[BEGIN]
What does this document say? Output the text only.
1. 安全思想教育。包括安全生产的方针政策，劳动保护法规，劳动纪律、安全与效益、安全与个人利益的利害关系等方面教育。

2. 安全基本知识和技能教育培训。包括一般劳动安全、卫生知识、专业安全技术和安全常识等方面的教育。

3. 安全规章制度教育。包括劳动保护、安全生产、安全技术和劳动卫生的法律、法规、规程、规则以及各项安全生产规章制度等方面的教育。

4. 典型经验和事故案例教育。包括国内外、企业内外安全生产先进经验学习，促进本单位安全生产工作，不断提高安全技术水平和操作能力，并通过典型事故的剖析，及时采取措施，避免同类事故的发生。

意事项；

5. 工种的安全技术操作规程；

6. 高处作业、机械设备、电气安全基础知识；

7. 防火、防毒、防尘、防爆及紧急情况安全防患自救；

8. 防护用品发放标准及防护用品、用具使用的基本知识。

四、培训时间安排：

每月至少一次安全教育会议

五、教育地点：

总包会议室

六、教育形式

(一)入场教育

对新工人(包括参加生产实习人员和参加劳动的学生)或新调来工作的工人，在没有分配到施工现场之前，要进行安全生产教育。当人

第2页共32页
[END]
Required task
Restate each of the entries above verbatim.

Result for this exercise
What does this document say? Output the text only.
1. 安全思想教育。包括安全生产的方针政策，劳动保护法规，劳动纪律、安全与效益、安全与个人利益的利害关系等方面教育。

2. 安全基本知识和技能教育培训。包括一般劳动安全、卫生知识、专业安全技术和安全常识等方面的教育。

3. 安全规章制度教育。包括劳动保护、安全生产、安全技术和劳动卫生的法律、法规、规程、规则以及各项安全生产规章制度等方面的教育。

4. 典型经验和事故案例教育。包括国内外、企业内外安全生产先进经验学习，促进本单位安全生产工作，不断提高安全技术水平和操作能力，并通过典型事故的剖析，及时采取措施，避免同类事故的发生。

意事项；

5. 工种的安全技术操作规程；

6. 高处作业、机械设备、电气安全基础知识；

7. 防火、防毒、防尘、防爆及紧急情况安全防患自救；

8. 防护用品发放标准及防护用品、用具使用的基本知识。

四、培训时间安排：

每月至少一次安全教育会议

五、教育地点：

总包会议室

六、教育形式

(一)入场教育

对新工人(包括参加生产实习人员和参加劳动的学生)或新调来工作的工人，在没有分配到施工现场之前，要进行安全生产教育。当人

第2页共32页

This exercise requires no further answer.